| Objective |
From the entries that follow, pick out all lines holding "protective".

| Supplied records |
-- start --

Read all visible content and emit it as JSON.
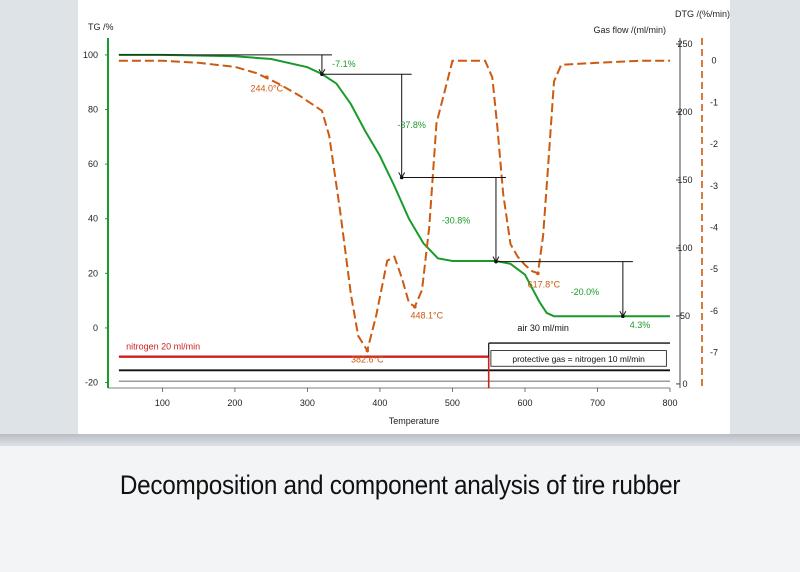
{
  "caption": "Decomposition and component analysis of tire rubber",
  "colors": {
    "tg": "#1a9a2a",
    "dtg": "#cc5a10",
    "flow_red": "#cc1f1f",
    "flow_black": "#111111",
    "flow_gray": "#7a7a7a",
    "bracket": "#111111",
    "left_axis": "#1a9a2a",
    "right_axis": "#cc5a10"
  },
  "chart_data": {
    "type": "line",
    "title": "",
    "xlabel": "Temperature",
    "x_range": [
      25,
      800
    ],
    "x_ticks": [
      100,
      200,
      300,
      400,
      500,
      600,
      700,
      800
    ],
    "left_axis": {
      "label": "TG /%",
      "range": [
        -22,
        104
      ],
      "ticks": [
        -20,
        0,
        20,
        40,
        60,
        80,
        100
      ]
    },
    "right_axis_flow": {
      "label": "Gas flow /(ml/min)",
      "range": [
        -3,
        250
      ],
      "ticks": [
        0,
        50,
        100,
        150,
        200,
        250
      ]
    },
    "right_axis_dtg": {
      "label": "DTG /(%/min)",
      "range": [
        -7.85,
        0.4
      ],
      "ticks": [
        0,
        -1,
        -2,
        -3,
        -4,
        -5,
        -6,
        -7
      ]
    },
    "grid": false,
    "series": [
      {
        "name": "TG",
        "axis": "left",
        "x": [
          40,
          100,
          200,
          250,
          300,
          320,
          340,
          360,
          380,
          400,
          420,
          440,
          460,
          480,
          500,
          520,
          540,
          560,
          580,
          600,
          610,
          620,
          630,
          640,
          660,
          700,
          750,
          800
        ],
        "y": [
          100,
          100,
          99.5,
          98.5,
          95.5,
          93,
          89.5,
          82,
          72,
          63,
          52,
          40,
          31,
          25.5,
          24.5,
          24.5,
          24.5,
          24.5,
          23.5,
          19.5,
          14.5,
          9.5,
          5.5,
          4.3,
          4.3,
          4.3,
          4.3,
          4.3
        ]
      },
      {
        "name": "DTG",
        "axis": "right_dtg",
        "x": [
          40,
          100,
          150,
          200,
          230,
          260,
          290,
          320,
          330,
          345,
          360,
          370,
          382.6,
          395,
          410,
          420,
          430,
          440,
          448.1,
          458,
          468,
          478,
          500,
          530,
          545,
          555,
          562,
          570,
          580,
          590,
          600,
          610,
          617.8,
          625,
          632,
          640,
          650,
          700,
          760,
          800
        ],
        "y": [
          0,
          0,
          -0.05,
          -0.15,
          -0.3,
          -0.55,
          -0.85,
          -1.2,
          -1.8,
          -3.6,
          -5.6,
          -6.6,
          -6.95,
          -6.1,
          -4.8,
          -4.7,
          -5.2,
          -5.8,
          -5.9,
          -5.5,
          -4,
          -1.5,
          0,
          0,
          0,
          -0.4,
          -1.6,
          -3.2,
          -4.4,
          -4.7,
          -4.9,
          -5.05,
          -5.1,
          -4.2,
          -2.5,
          -0.5,
          -0.1,
          -0.05,
          0,
          0
        ]
      },
      {
        "name": "nitrogen 20 ml/min",
        "axis": "right_flow",
        "x": [
          40,
          550
        ],
        "y": [
          20,
          20
        ]
      },
      {
        "name": "protective gas = nitrogen 10 ml/min",
        "axis": "right_flow",
        "x": [
          40,
          800
        ],
        "y": [
          10,
          10
        ]
      },
      {
        "name": "air 30 ml/min",
        "axis": "right_flow",
        "x": [
          550,
          800
        ],
        "y": [
          30,
          30
        ]
      }
    ],
    "mass_loss_steps": [
      {
        "label": "-7.1%",
        "from_t": 40,
        "to_t": 320,
        "upper": 100,
        "lower": 92.9
      },
      {
        "label": "-37.8%",
        "from_t": 320,
        "to_t": 430,
        "upper": 92.9,
        "lower": 55.1
      },
      {
        "label": "-30.8%",
        "from_t": 430,
        "to_t": 560,
        "upper": 55.1,
        "lower": 24.3
      },
      {
        "label": "-20.0%",
        "from_t": 560,
        "to_t": 735,
        "upper": 24.3,
        "lower": 4.3
      }
    ],
    "residue_label": "4.3%",
    "peak_annotations": [
      {
        "label": "244.0°C",
        "t": 244,
        "dtg": -0.4
      },
      {
        "label": "382.6°C",
        "t": 382.6,
        "dtg": -6.95
      },
      {
        "label": "448.1°C",
        "t": 448.1,
        "dtg": -5.9
      },
      {
        "label": "617.8°C",
        "t": 617.8,
        "dtg": -5.1
      }
    ],
    "flow_labels": [
      "nitrogen 20 ml/min",
      "air 30 ml/min",
      "protective gas = nitrogen 10 ml/min"
    ]
  }
}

-- end --

| Reply to the task |
        "name": "protective gas = nitrogen 10 ml/min",
      "protective gas = nitrogen 10 ml/min"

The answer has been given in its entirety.